### Your instructions
Return the records that follow unaltered. Omit every picture.

### Record excerpts
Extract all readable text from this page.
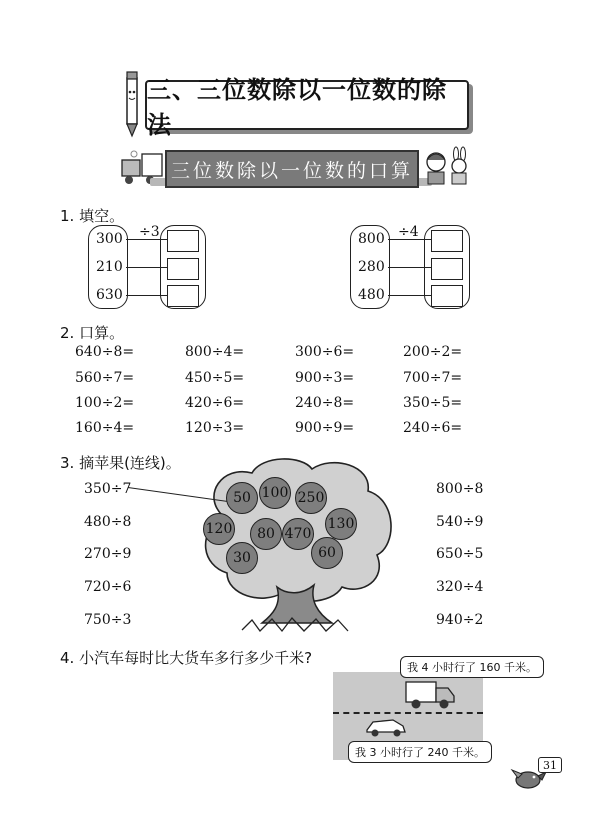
三、三位数除以一位数的除法
三位数除以一位数的口算
1. 填空。
÷3
300
210
630
÷4
800
280
480
2. 口算。
640÷8=	800÷4=	300÷6=	200÷2=
560÷7=	450÷5=	900÷3=	700÷7=
100÷2=	420÷6=	240÷8=	350÷5=
160÷4=	120÷3=	900÷9=	240÷6=
3. 摘苹果(连线)。
50 100 250
120	80 470
130
30	60
350÷7
480÷8
270÷9
720÷6
750÷3
800÷8
540÷9
650÷5
320÷4
940÷2
4. 小汽车每时比大货车多行多少千米?
我 4 小时行了 160 千米。
我 3 小时行了 240 千米。
31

### Expected answer
Extract all readable text from this page.
三、三位数除以一位数的除法
三位数除以一位数的口算
1. 填空。
÷3
300
210
630
÷4
800
280
480
2. 口算。
640÷8=	800÷4=	300÷6=	200÷2=
560÷7=	450÷5=	900÷3=	700÷7=
100÷2=	420÷6=	240÷8=	350÷5=
160÷4=	120÷3=	900÷9=	240÷6=
3. 摘苹果(连线)。
50 100 250
120	80 470
130
30	60
350÷7
480÷8
270÷9
720÷6
750÷3
800÷8
540÷9
650÷5
320÷4
940÷2
4. 小汽车每时比大货车多行多少千米?
我 4 小时行了 160 千米。
我 3 小时行了 240 千米。
31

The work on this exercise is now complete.